─── Record excerpts ───

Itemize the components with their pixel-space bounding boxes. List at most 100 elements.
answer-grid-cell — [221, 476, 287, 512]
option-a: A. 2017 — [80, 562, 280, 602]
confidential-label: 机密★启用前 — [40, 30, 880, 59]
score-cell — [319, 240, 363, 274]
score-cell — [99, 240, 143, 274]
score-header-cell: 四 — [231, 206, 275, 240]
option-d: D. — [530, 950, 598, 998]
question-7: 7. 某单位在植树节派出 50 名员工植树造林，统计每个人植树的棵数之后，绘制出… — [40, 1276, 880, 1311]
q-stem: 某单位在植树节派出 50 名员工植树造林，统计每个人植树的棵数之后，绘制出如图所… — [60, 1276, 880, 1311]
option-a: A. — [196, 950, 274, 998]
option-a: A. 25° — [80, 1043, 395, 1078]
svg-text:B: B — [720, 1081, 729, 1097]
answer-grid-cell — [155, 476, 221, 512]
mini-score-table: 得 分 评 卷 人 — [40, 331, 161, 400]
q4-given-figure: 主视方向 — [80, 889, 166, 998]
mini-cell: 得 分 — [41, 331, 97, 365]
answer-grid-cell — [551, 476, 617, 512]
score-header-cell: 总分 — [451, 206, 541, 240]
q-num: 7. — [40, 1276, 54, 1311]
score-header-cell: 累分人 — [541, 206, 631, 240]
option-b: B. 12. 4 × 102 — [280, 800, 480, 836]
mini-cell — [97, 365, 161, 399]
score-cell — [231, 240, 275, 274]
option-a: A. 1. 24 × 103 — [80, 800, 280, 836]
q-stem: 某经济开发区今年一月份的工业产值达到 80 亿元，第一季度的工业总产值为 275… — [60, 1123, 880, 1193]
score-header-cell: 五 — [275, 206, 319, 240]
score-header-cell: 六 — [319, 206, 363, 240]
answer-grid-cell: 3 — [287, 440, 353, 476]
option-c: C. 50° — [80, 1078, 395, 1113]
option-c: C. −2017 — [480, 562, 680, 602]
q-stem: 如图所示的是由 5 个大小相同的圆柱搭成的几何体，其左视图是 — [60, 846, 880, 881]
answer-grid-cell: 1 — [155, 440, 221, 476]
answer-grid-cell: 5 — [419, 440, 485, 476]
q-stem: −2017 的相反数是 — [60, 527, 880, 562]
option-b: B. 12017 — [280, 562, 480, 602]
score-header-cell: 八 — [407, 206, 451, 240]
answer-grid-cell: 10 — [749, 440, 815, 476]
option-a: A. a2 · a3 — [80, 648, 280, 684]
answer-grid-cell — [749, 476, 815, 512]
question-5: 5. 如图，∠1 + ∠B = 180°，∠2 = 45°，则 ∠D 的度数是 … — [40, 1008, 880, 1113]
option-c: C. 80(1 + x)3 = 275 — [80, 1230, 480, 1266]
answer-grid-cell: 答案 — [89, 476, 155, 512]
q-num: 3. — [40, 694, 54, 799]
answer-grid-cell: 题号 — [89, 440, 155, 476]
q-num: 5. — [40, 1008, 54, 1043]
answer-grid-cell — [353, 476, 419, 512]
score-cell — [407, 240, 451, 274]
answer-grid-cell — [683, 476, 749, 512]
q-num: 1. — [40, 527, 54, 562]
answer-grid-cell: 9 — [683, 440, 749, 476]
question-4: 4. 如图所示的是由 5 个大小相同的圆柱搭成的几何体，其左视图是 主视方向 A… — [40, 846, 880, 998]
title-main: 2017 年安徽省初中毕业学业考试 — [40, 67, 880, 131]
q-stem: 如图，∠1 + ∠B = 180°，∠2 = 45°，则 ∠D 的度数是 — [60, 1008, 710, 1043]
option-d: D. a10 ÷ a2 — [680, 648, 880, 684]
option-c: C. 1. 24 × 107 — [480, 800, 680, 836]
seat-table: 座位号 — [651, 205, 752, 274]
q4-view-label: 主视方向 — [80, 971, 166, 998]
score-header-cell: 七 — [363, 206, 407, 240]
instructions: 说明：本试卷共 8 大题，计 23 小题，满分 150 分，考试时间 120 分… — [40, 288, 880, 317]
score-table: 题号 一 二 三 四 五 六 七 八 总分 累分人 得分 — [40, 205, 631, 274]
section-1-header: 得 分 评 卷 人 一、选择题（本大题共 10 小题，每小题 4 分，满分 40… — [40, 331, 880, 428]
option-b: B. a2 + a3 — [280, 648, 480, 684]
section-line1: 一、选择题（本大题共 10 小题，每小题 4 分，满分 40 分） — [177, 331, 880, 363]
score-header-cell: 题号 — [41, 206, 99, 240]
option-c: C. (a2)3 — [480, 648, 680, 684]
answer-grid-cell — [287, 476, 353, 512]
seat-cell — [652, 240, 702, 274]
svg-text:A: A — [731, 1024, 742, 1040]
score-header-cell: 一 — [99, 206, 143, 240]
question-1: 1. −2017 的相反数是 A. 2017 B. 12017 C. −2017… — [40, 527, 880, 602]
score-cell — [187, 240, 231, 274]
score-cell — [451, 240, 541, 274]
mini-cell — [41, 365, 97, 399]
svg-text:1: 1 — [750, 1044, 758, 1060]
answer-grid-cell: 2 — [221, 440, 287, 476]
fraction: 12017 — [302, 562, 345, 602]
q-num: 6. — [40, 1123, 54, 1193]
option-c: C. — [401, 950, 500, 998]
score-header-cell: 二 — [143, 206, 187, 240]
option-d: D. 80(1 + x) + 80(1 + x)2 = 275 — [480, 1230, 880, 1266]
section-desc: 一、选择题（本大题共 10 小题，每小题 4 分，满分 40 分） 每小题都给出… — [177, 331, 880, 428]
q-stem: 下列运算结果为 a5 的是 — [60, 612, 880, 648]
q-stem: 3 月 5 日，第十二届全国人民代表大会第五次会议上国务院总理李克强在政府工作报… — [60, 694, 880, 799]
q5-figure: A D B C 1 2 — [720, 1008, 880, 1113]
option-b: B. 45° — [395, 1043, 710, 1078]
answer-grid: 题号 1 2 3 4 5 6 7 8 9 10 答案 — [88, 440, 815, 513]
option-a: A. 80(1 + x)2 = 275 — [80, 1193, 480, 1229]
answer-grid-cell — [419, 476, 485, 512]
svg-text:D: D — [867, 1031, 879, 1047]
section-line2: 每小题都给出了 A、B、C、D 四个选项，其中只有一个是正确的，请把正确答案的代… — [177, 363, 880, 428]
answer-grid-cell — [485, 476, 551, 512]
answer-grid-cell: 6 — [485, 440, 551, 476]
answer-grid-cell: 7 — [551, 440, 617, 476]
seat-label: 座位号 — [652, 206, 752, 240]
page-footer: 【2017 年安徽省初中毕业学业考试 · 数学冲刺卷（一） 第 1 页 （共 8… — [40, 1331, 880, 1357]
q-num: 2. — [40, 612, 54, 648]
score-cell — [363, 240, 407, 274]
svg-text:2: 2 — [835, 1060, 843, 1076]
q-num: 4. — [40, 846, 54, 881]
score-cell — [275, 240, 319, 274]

───

» **Problem requirements**: Reproduce the data word for word, from its first line through the line containing "option-a: A. — [196, 950, 274, 998]", including both of those lines.

» **Output**:
Itemize the components with their pixel-space bounding boxes. List at most 100 elements.
answer-grid-cell — [221, 476, 287, 512]
option-a: A. 2017 — [80, 562, 280, 602]
confidential-label: 机密★启用前 — [40, 30, 880, 59]
score-cell — [319, 240, 363, 274]
score-cell — [99, 240, 143, 274]
score-header-cell: 四 — [231, 206, 275, 240]
option-d: D. — [530, 950, 598, 998]
question-7: 7. 某单位在植树节派出 50 名员工植树造林，统计每个人植树的棵数之后，绘制出… — [40, 1276, 880, 1311]
q-stem: 某单位在植树节派出 50 名员工植树造林，统计每个人植树的棵数之后，绘制出如图所… — [60, 1276, 880, 1311]
option-a: A. — [196, 950, 274, 998]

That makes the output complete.